◆ RECORD LIST:
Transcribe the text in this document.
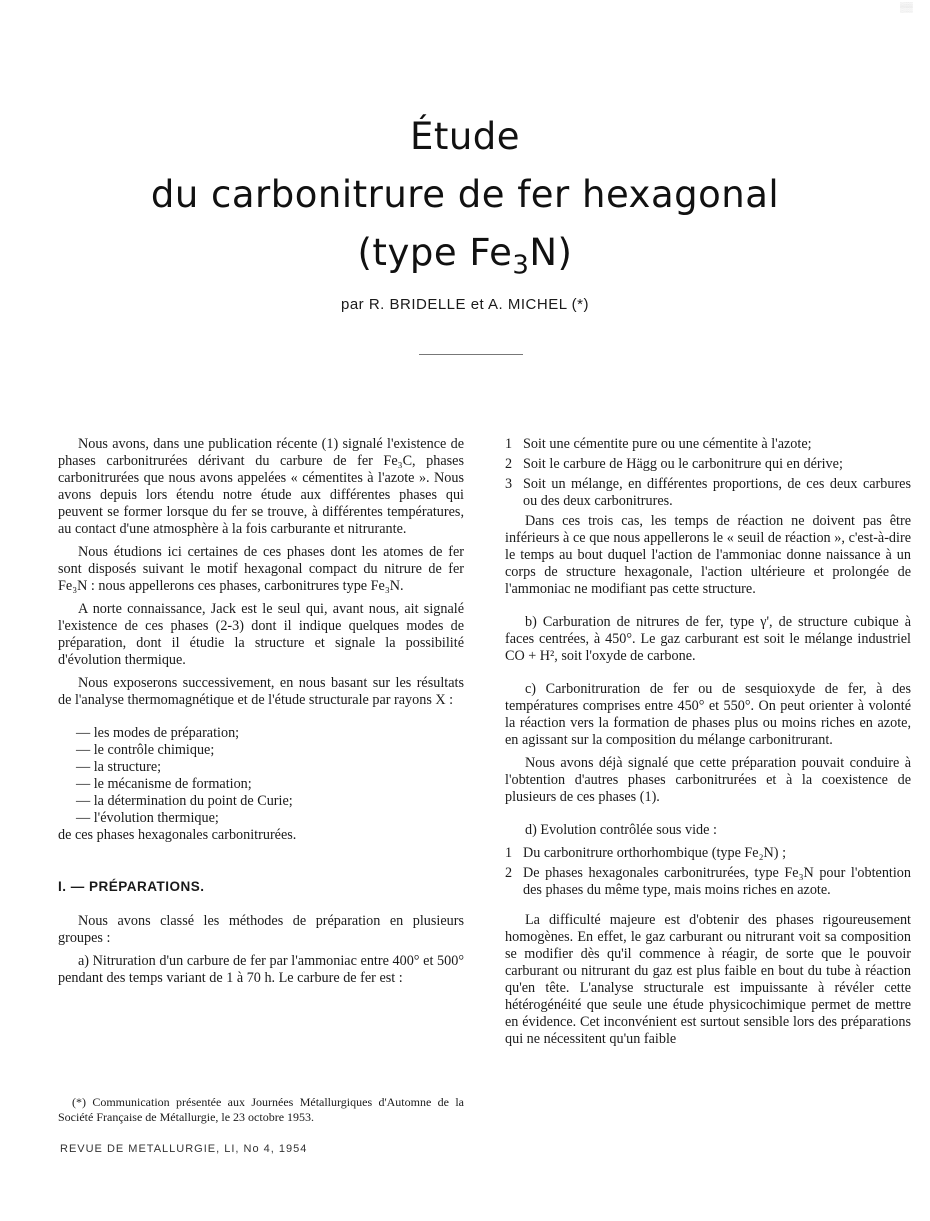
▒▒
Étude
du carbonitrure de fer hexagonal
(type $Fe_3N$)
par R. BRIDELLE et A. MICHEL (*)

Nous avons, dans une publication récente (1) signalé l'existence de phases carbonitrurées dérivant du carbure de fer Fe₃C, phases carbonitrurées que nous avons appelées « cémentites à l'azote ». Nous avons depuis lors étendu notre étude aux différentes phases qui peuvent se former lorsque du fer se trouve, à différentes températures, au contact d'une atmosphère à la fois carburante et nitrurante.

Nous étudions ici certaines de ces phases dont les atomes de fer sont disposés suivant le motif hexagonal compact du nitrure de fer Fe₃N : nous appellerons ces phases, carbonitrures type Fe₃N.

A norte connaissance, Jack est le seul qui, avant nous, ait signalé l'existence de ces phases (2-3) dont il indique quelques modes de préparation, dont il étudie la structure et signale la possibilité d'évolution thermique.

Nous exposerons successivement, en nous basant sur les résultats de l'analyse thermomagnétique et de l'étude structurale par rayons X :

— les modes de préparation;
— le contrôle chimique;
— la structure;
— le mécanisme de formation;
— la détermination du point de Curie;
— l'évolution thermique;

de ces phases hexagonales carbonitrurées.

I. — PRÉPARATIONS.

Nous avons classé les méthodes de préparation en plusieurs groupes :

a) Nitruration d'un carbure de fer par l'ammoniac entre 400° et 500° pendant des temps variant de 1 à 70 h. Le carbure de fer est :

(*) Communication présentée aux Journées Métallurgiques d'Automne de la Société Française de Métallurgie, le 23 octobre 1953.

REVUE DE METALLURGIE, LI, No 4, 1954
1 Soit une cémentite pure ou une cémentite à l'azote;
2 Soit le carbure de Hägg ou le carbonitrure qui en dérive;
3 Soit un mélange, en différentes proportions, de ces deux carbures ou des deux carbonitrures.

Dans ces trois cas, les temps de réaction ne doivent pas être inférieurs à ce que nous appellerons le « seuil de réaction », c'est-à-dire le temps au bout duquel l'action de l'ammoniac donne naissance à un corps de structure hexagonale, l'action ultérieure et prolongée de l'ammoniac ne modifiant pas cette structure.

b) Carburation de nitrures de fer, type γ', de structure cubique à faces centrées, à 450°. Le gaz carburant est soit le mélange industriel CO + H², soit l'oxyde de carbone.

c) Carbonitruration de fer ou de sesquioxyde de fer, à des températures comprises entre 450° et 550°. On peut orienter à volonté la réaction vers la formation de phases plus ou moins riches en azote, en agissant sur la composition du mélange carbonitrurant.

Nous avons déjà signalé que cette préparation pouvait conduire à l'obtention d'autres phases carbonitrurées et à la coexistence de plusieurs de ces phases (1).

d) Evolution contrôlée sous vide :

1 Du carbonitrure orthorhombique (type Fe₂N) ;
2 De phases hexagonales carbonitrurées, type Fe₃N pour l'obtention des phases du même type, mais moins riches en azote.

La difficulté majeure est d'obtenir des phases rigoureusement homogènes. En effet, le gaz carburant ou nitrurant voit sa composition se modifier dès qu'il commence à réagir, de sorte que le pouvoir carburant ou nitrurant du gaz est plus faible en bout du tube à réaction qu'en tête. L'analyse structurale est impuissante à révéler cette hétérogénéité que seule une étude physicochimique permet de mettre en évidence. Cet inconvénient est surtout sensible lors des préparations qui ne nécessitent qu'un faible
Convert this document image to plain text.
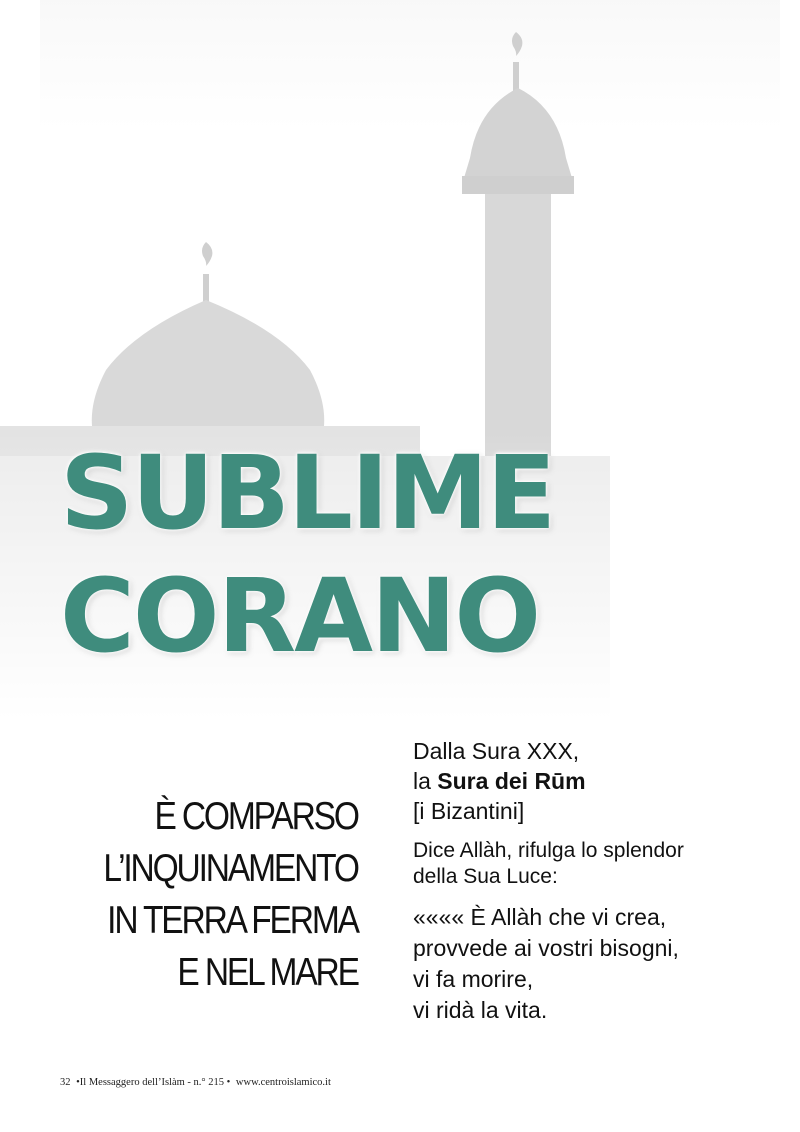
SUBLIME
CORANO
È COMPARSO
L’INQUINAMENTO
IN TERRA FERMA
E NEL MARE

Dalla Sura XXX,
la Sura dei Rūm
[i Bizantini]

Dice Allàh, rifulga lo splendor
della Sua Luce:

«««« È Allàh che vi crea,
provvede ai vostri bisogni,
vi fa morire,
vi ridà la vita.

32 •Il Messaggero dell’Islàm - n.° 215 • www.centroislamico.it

◆ EXERCISE AIM: Reproduce every line of the material precisely, omitting its pictures.

◆ ANSWER FOR THE TASK:
Transcribe the text in this document.
▒▒
Étude
du carbonitrure de fer hexagonal
(type $Fe_3N$)
par R. BRIDELLE et A. MICHEL (*)

Nous avons, dans une publication récente (1) signalé l'existence de phases carbonitrurées dérivant du carbure de fer Fe₃C, phases carbonitrurées que nous avons appelées « cémentites à l'azote ». Nous avons depuis lors étendu notre étude aux différentes phases qui peuvent se former lorsque du fer se trouve, à différentes températures, au contact d'une atmosphère à la fois carburante et nitrurante.

Nous étudions ici certaines de ces phases dont les atomes de fer sont disposés suivant le motif hexagonal compact du nitrure de fer Fe₃N : nous appellerons ces phases, carbonitrures type Fe₃N.

A norte connaissance, Jack est le seul qui, avant nous, ait signalé l'existence de ces phases (2-3) dont il indique quelques modes de préparation, dont il étudie la structure et signale la possibilité d'évolution thermique.

Nous exposerons successivement, en nous basant sur les résultats de l'analyse thermomagnétique et de l'étude structurale par rayons X :

— les modes de préparation;
— le contrôle chimique;
— la structure;
— le mécanisme de formation;
— la détermination du point de Curie;
— l'évolution thermique;

de ces phases hexagonales carbonitrurées.

I. — PRÉPARATIONS.

Nous avons classé les méthodes de préparation en plusieurs groupes :

a) Nitruration d'un carbure de fer par l'ammoniac entre 400° et 500° pendant des temps variant de 1 à 70 h. Le carbure de fer est :

(*) Communication présentée aux Journées Métallurgiques d'Automne de la Société Française de Métallurgie, le 23 octobre 1953.

REVUE DE METALLURGIE, LI, No 4, 1954
1 Soit une cémentite pure ou une cémentite à l'azote;
2 Soit le carbure de Hägg ou le carbonitrure qui en dérive;
3 Soit un mélange, en différentes proportions, de ces deux carbures ou des deux carbonitrures.

Dans ces trois cas, les temps de réaction ne doivent pas être inférieurs à ce que nous appellerons le « seuil de réaction », c'est-à-dire le temps au bout duquel l'action de l'ammoniac donne naissance à un corps de structure hexagonale, l'action ultérieure et prolongée de l'ammoniac ne modifiant pas cette structure.

b) Carburation de nitrures de fer, type γ', de structure cubique à faces centrées, à 450°. Le gaz carburant est soit le mélange industriel CO + H², soit l'oxyde de carbone.

c) Carbonitruration de fer ou de sesquioxyde de fer, à des températures comprises entre 450° et 550°. On peut orienter à volonté la réaction vers la formation de phases plus ou moins riches en azote, en agissant sur la composition du mélange carbonitrurant.

Nous avons déjà signalé que cette préparation pouvait conduire à l'obtention d'autres phases carbonitrurées et à la coexistence de plusieurs de ces phases (1).

d) Evolution contrôlée sous vide :

1 Du carbonitrure orthorhombique (type Fe₂N) ;
2 De phases hexagonales carbonitrurées, type Fe₃N pour l'obtention des phases du même type, mais moins riches en azote.

La difficulté majeure est d'obtenir des phases rigoureusement homogènes. En effet, le gaz carburant ou nitrurant voit sa composition se modifier dès qu'il commence à réagir, de sorte que le pouvoir carburant ou nitrurant du gaz est plus faible en bout du tube à réaction qu'en tête. L'analyse structurale est impuissante à révéler cette hétérogénéité que seule une étude physicochimique permet de mettre en évidence. Cet inconvénient est surtout sensible lors des préparations qui ne nécessitent qu'un faible
Convert this document image to plain text.
SUBLIME
CORANO
È COMPARSO
L’INQUINAMENTO
IN TERRA FERMA
E NEL MARE

Dalla Sura XXX,
la Sura dei Rūm
[i Bizantini]

Dice Allàh, rifulga lo splendor
della Sua Luce:

«««« È Allàh che vi crea,
provvede ai vostri bisogni,
vi fa morire,
vi ridà la vita.

32 •Il Messaggero dell’Islàm - n.° 215 • www.centroislamico.it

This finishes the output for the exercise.